Problem statement: Pictures do not belong in the copy. Return all of the entries exactly.

Given entries:
>>>

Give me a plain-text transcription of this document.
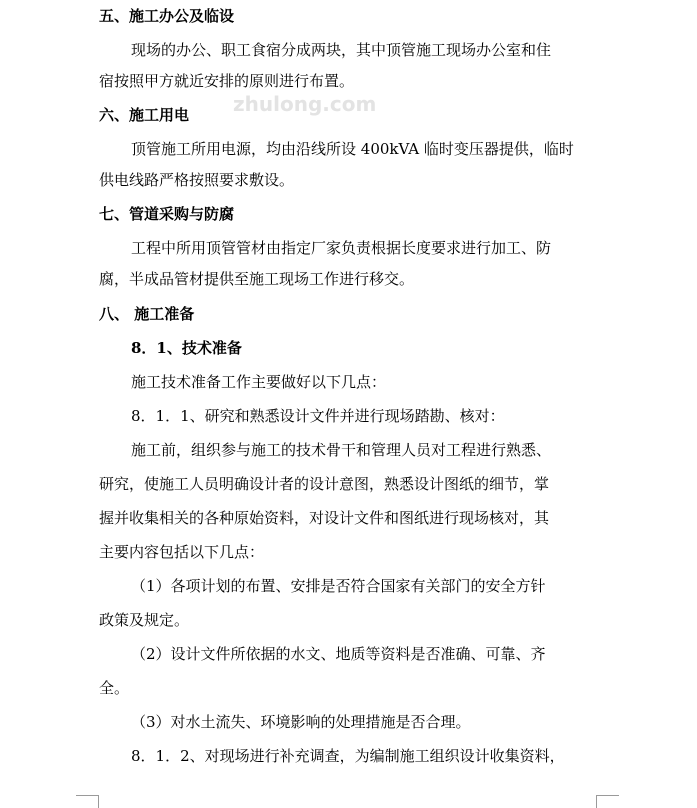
zhulong.com
五、施工办公及临设
现场的办公、职工食宿分成两块，其中顶管施工现场办公室和住
宿按照甲方就近安排的原则进行布置。
六、施工用电
顶管施工所用电源，均由沿线所设 400kVA 临时变压器提供，临时
供电线路严格按照要求敷设。
七、管道采购与防腐
工程中所用顶管管材由指定厂家负责根据长度要求进行加工、防
腐，半成品管材提供至施工现场工作进行移交。
八、 施工准备
8．1、技术准备
施工技术准备工作主要做好以下几点：
8．1．1、研究和熟悉设计文件并进行现场踏勘、核对：
施工前，组织参与施工的技术骨干和管理人员对工程进行熟悉、
研究，使施工人员明确设计者的设计意图，熟悉设计图纸的细节，掌
握并收集相关的各种原始资料，对设计文件和图纸进行现场核对，其
主要内容包括以下几点：
（1）各项计划的布置、安排是否符合国家有关部门的安全方针
政策及规定。
（2）设计文件所依据的水文、地质等资料是否准确、可靠、齐
全。
（3）对水土流失、环境影响的处理措施是否合理。
8．1．2、对现场进行补充调查，为编制施工组织设计收集资料，
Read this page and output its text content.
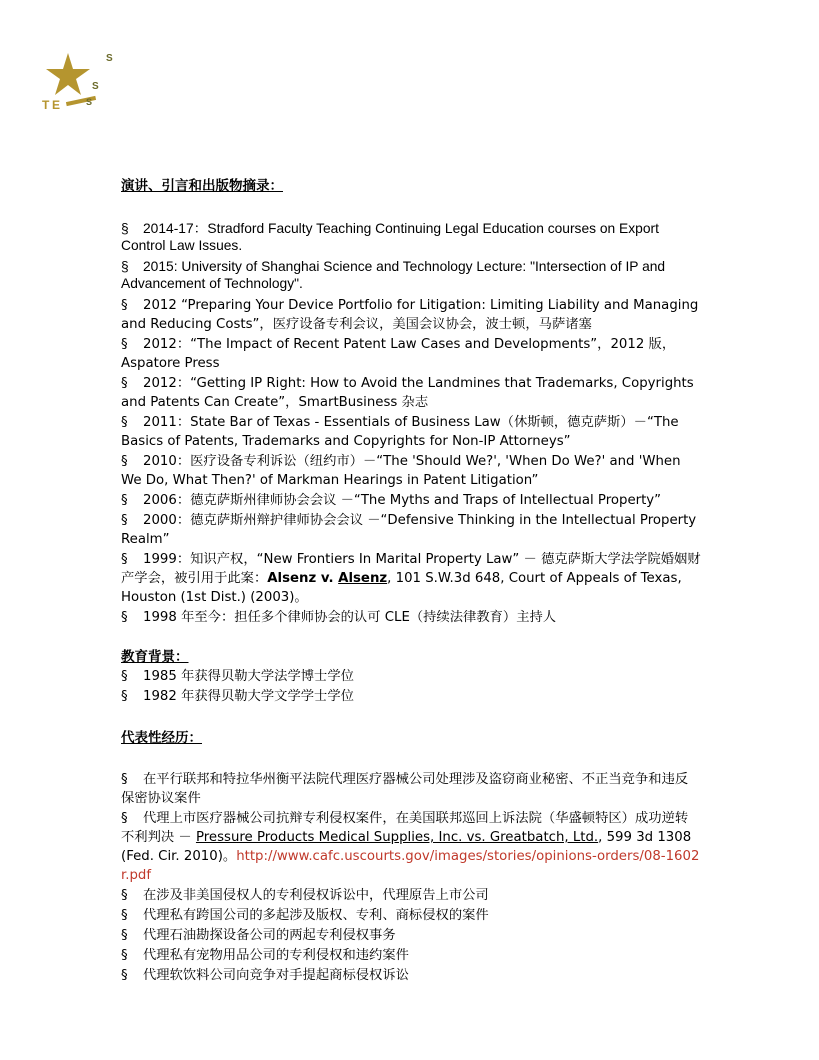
T E
S
S
S

演讲、引言和出版物摘录：

§ 2014-17：Stradford Faculty Teaching Continuing Legal Education courses on Export Control Law Issues.

§ 2015: University of Shanghai Science and Technology Lecture: "Intersection of IP and Advancement of Technology".

§ 2012 “Preparing Your Device Portfolio for Litigation: Limiting Liability and Managing and Reducing Costs”，医疗设备专利会议，美国会议协会，波士顿，马萨诸塞

§ 2012：“The Impact of Recent Patent Law Cases and Developments”，2012 版，Aspatore Press

§ 2012：“Getting IP Right: How to Avoid the Landmines that Trademarks, Copyrights and Patents Can Create”，SmartBusiness 杂志

§ 2011：State Bar of Texas - Essentials of Business Law（休斯顿，德克萨斯）－“The Basics of Patents, Trademarks and Copyrights for Non-IP Attorneys”

§ 2010：医疗设备专利诉讼（纽约市）－“The 'Should We?', 'When Do We?' and 'When We Do, What Then?' of Markman Hearings in Patent Litigation”

§ 2006：德克萨斯州律师协会会议 －“The Myths and Traps of Intellectual Property”

§ 2000：德克萨斯州辩护律师协会会议 －“Defensive Thinking in the Intellectual Property Realm”

§ 1999：知识产权，“New Frontiers In Marital Property Law” － 德克萨斯大学法学院婚姻财产学会，被引用于此案：Alsenz v. Alsenz, 101 S.W.3d 648, Court of Appeals of Texas, Houston (1st Dist.) (2003)。

§ 1998 年至今：担任多个律师协会的认可 CLE（持续法律教育）主持人

教育背景：

§ 1985 年获得贝勒大学法学博士学位

§ 1982 年获得贝勒大学文学学士学位

代表性经历：

§ 在平行联邦和特拉华州衡平法院代理医疗器械公司处理涉及盗窃商业秘密、不正当竞争和违反保密协议案件

§ 代理上市医疗器械公司抗辩专利侵权案件，在美国联邦巡回上诉法院（华盛顿特区）成功逆转不利判决 － Pressure Products Medical Supplies, Inc. vs. Greatbatch, Ltd., 599 3d 1308 (Fed. Cir. 2010)。http://www.cafc.uscourts.gov/images/stories/opinions-orders/08-1602r.pdf

§ 在涉及非美国侵权人的专利侵权诉讼中，代理原告上市公司

§ 代理私有跨国公司的多起涉及版权、专利、商标侵权的案件

§ 代理石油勘探设备公司的两起专利侵权事务

§ 代理私有宠物用品公司的专利侵权和违约案件

§ 代理软饮料公司向竞争对手提起商标侵权诉讼
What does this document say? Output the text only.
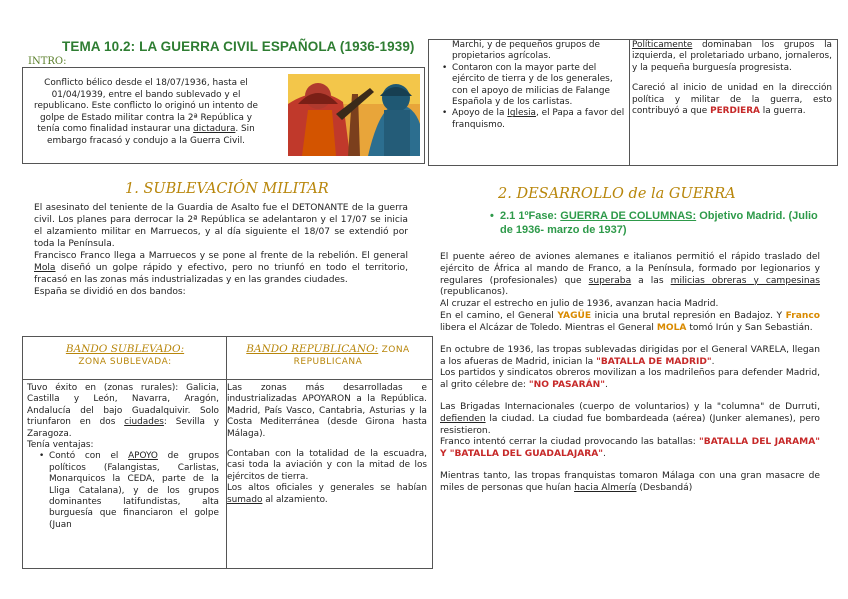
TEMA 10.2: LA GUERRA CIVIL ESPAÑOLA (1936-1939)
INTRO:
Conflicto bélico desde el 18/07/1936, hasta el 01/04/1939, entre el bando sublevado y el republicano. Este conflicto lo originó un intento de golpe de Estado militar contra la 2ª República y tenía como finalidad instaurar una dictadura. Sin embargo fracasó y condujo a la Guerra Civil.
Marchi, y de pequeños grupos de propietarios agrícolas.
• Contaron con la mayor parte del ejército de tierra y de los generales, con el apoyo de milicias de Falange Española y de los carlistas.
• Apoyo de la Iglesia, el Papa a favor del franquismo.
Políticamente dominaban los grupos la izquierda, el proletariado urbano, jornaleros, y la pequeña burguesía progresista.
Careció al inicio de unidad en la dirección política y militar de la guerra, esto contribuyó a que PERDIERA la guerra.
1. SUBLEVACIÓN MILITAR
El asesinato del teniente de la Guardia de Asalto fue el DETONANTE de la guerra civil. Los planes para derrocar la 2ª República se adelantaron y el 17/07 se inicia el alzamiento militar en Marruecos, y al día siguiente el 18/07 se extendió por toda la Península.
Francisco Franco llega a Marruecos y se pone al frente de la rebelión. El general Mola diseñó un golpe rápido y efectivo, pero no triunfó en todo el territorio, fracasó en las zonas más industrializadas y en las grandes ciudades.
España se dividió en dos bandos:
BANDO SUBLEVADO:
ZONA SUBLEVADA:
BANDO REPUBLICANO: ZONA
REPUBLICANA
Tuvo éxito en (zonas rurales): Galicia, Castilla y León, Navarra, Aragón, Andalucía del bajo Guadalquivir. Solo triunfaron en dos ciudades: Sevilla y Zaragoza.
Tenía ventajas:
• Contó con el APOYO de grupos políticos (Falangistas, Carlistas, Monarquicos la CEDA, parte de la Lliga Catalana), y de los grupos dominantes latifundistas, alta burguesía que financiaron el golpe (Juan
Las zonas más desarrolladas e industrializadas APOYARON a la República. Madrid, País Vasco, Cantabria, Asturias y la Costa Mediterránea (desde Girona hasta Málaga).
Contaban con la totalidad de la escuadra, casi toda la aviación y con la mitad de los ejércitos de tierra.
Los altos oficiales y generales se habían sumado al alzamiento.
2. DESARROLLO de la GUERRA
• 2.1 1ºFase: GUERRA DE COLUMNAS: Objetivo Madrid. (Julio de 1936- marzo de 1937)

El puente aéreo de aviones alemanes e italianos permitió el rápido traslado del ejército de África al mando de Franco, a la Península, formado por legionarios y regulares (profesionales) que superaba a las milicias obreras y campesinas (republicanos).

Al cruzar el estrecho en julio de 1936, avanzan hacia Madrid.

En el camino, el General YAGÜE inicia una brutal represión en Badajoz. Y Franco libera el Alcázar de Toledo. Mientras el General MOLA tomó Irún y San Sebastián.

En octubre de 1936, las tropas sublevadas dirigidas por el General VARELA, llegan a los afueras de Madrid, inician la "BATALLA DE MADRID".

Los partidos y sindicatos obreros movilizan a los madrileños para defender Madrid, al grito célebre de: "NO PASARÁN".

Las Brigadas Internacionales (cuerpo de voluntarios) y la "columna" de Durruti, defienden la ciudad. La ciudad fue bombardeada (aérea) (Junker alemanes), pero resistieron.

Franco intentó cerrar la ciudad provocando las batallas: "BATALLA DEL JARAMA" Y "BATALLA DEL GUADALAJARA".

Mientras tanto, las tropas franquistas tomaron Málaga con una gran masacre de miles de personas que huían hacia Almería (Desbandá)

<<<

Expected output:
Give me a plain-text transcription of this document.
zhulong.com
五、施工办公及临设
现场的办公、职工食宿分成两块，其中顶管施工现场办公室和住
宿按照甲方就近安排的原则进行布置。
六、施工用电
顶管施工所用电源，均由沿线所设 400kVA 临时变压器提供，临时
供电线路严格按照要求敷设。
七、管道采购与防腐
工程中所用顶管管材由指定厂家负责根据长度要求进行加工、防
腐，半成品管材提供至施工现场工作进行移交。
八、 施工准备
8．1、技术准备
施工技术准备工作主要做好以下几点：
8．1．1、研究和熟悉设计文件并进行现场踏勘、核对：
施工前，组织参与施工的技术骨干和管理人员对工程进行熟悉、
研究，使施工人员明确设计者的设计意图，熟悉设计图纸的细节，掌
握并收集相关的各种原始资料，对设计文件和图纸进行现场核对，其
主要内容包括以下几点：
（1）各项计划的布置、安排是否符合国家有关部门的安全方针
政策及规定。
（2）设计文件所依据的水文、地质等资料是否准确、可靠、齐
全。
（3）对水土流失、环境影响的处理措施是否合理。
8．1．2、对现场进行补充调查，为编制施工组织设计收集资料，
Read this page and output its text content.
T E
S
S
S

演讲、引言和出版物摘录：

§ 2014-17：Stradford Faculty Teaching Continuing Legal Education courses on Export Control Law Issues.

§ 2015: University of Shanghai Science and Technology Lecture: "Intersection of IP and Advancement of Technology".

§ 2012 “Preparing Your Device Portfolio for Litigation: Limiting Liability and Managing and Reducing Costs”，医疗设备专利会议，美国会议协会，波士顿，马萨诸塞

§ 2012：“The Impact of Recent Patent Law Cases and Developments”，2012 版，Aspatore Press

§ 2012：“Getting IP Right: How to Avoid the Landmines that Trademarks, Copyrights and Patents Can Create”，SmartBusiness 杂志

§ 2011：State Bar of Texas - Essentials of Business Law（休斯顿，德克萨斯）－“The Basics of Patents, Trademarks and Copyrights for Non-IP Attorneys”

§ 2010：医疗设备专利诉讼（纽约市）－“The 'Should We?', 'When Do We?' and 'When We Do, What Then?' of Markman Hearings in Patent Litigation”

§ 2006：德克萨斯州律师协会会议 －“The Myths and Traps of Intellectual Property”

§ 2000：德克萨斯州辩护律师协会会议 －“Defensive Thinking in the Intellectual Property Realm”

§ 1999：知识产权，“New Frontiers In Marital Property Law” － 德克萨斯大学法学院婚姻财产学会，被引用于此案：Alsenz v. Alsenz, 101 S.W.3d 648, Court of Appeals of Texas, Houston (1st Dist.) (2003)。

§ 1998 年至今：担任多个律师协会的认可 CLE（持续法律教育）主持人

教育背景：

§ 1985 年获得贝勒大学法学博士学位

§ 1982 年获得贝勒大学文学学士学位

代表性经历：

§ 在平行联邦和特拉华州衡平法院代理医疗器械公司处理涉及盗窃商业秘密、不正当竞争和违反保密协议案件

§ 代理上市医疗器械公司抗辩专利侵权案件，在美国联邦巡回上诉法院（华盛顿特区）成功逆转不利判决 － Pressure Products Medical Supplies, Inc. vs. Greatbatch, Ltd., 599 3d 1308 (Fed. Cir. 2010)。http://www.cafc.uscourts.gov/images/stories/opinions-orders/08-1602r.pdf

§ 在涉及非美国侵权人的专利侵权诉讼中，代理原告上市公司

§ 代理私有跨国公司的多起涉及版权、专利、商标侵权的案件

§ 代理石油勘探设备公司的两起专利侵权事务

§ 代理私有宠物用品公司的专利侵权和违约案件

§ 代理软饮料公司向竞争对手提起商标侵权诉讼
What does this document say? Output the text only.
TEMA 10.2: LA GUERRA CIVIL ESPAÑOLA (1936-1939)
INTRO:
Conflicto bélico desde el 18/07/1936, hasta el 01/04/1939, entre el bando sublevado y el republicano. Este conflicto lo originó un intento de golpe de Estado militar contra la 2ª República y tenía como finalidad instaurar una dictadura. Sin embargo fracasó y condujo a la Guerra Civil.
Marchi, y de pequeños grupos de propietarios agrícolas.
• Contaron con la mayor parte del ejército de tierra y de los generales, con el apoyo de milicias de Falange Española y de los carlistas.
• Apoyo de la Iglesia, el Papa a favor del franquismo.
Políticamente dominaban los grupos la izquierda, el proletariado urbano, jornaleros, y la pequeña burguesía progresista.
Careció al inicio de unidad en la dirección política y militar de la guerra, esto contribuyó a que PERDIERA la guerra.
1. SUBLEVACIÓN MILITAR
El asesinato del teniente de la Guardia de Asalto fue el DETONANTE de la guerra civil. Los planes para derrocar la 2ª República se adelantaron y el 17/07 se inicia el alzamiento militar en Marruecos, y al día siguiente el 18/07 se extendió por toda la Península.
Francisco Franco llega a Marruecos y se pone al frente de la rebelión. El general Mola diseñó un golpe rápido y efectivo, pero no triunfó en todo el territorio, fracasó en las zonas más industrializadas y en las grandes ciudades.
España se dividió en dos bandos:
BANDO SUBLEVADO:
ZONA SUBLEVADA:
BANDO REPUBLICANO: ZONA
REPUBLICANA
Tuvo éxito en (zonas rurales): Galicia, Castilla y León, Navarra, Aragón, Andalucía del bajo Guadalquivir. Solo triunfaron en dos ciudades: Sevilla y Zaragoza.
Tenía ventajas:
• Contó con el APOYO de grupos políticos (Falangistas, Carlistas, Monarquicos la CEDA, parte de la Lliga Catalana), y de los grupos dominantes latifundistas, alta burguesía que financiaron el golpe (Juan
Las zonas más desarrolladas e industrializadas APOYARON a la República. Madrid, País Vasco, Cantabria, Asturias y la Costa Mediterránea (desde Girona hasta Málaga).
Contaban con la totalidad de la escuadra, casi toda la aviación y con la mitad de los ejércitos de tierra.
Los altos oficiales y generales se habían sumado al alzamiento.
2. DESARROLLO de la GUERRA
• 2.1 1ºFase: GUERRA DE COLUMNAS: Objetivo Madrid. (Julio de 1936- marzo de 1937)

El puente aéreo de aviones alemanes e italianos permitió el rápido traslado del ejército de África al mando de Franco, a la Península, formado por legionarios y regulares (profesionales) que superaba a las milicias obreras y campesinas (republicanos).

Al cruzar el estrecho en julio de 1936, avanzan hacia Madrid.

En el camino, el General YAGÜE inicia una brutal represión en Badajoz. Y Franco libera el Alcázar de Toledo. Mientras el General MOLA tomó Irún y San Sebastián.

En octubre de 1936, las tropas sublevadas dirigidas por el General VARELA, llegan a los afueras de Madrid, inician la "BATALLA DE MADRID".

Los partidos y sindicatos obreros movilizan a los madrileños para defender Madrid, al grito célebre de: "NO PASARÁN".

Las Brigadas Internacionales (cuerpo de voluntarios) y la "columna" de Durruti, defienden la ciudad. La ciudad fue bombardeada (aérea) (Junker alemanes), pero resistieron.

Franco intentó cerrar la ciudad provocando las batallas: "BATALLA DEL JARAMA" Y "BATALLA DEL GUADALAJARA".

Mientras tanto, las tropas franquistas tomaron Málaga con una gran masacre de miles de personas que huían hacia Almería (Desbandá)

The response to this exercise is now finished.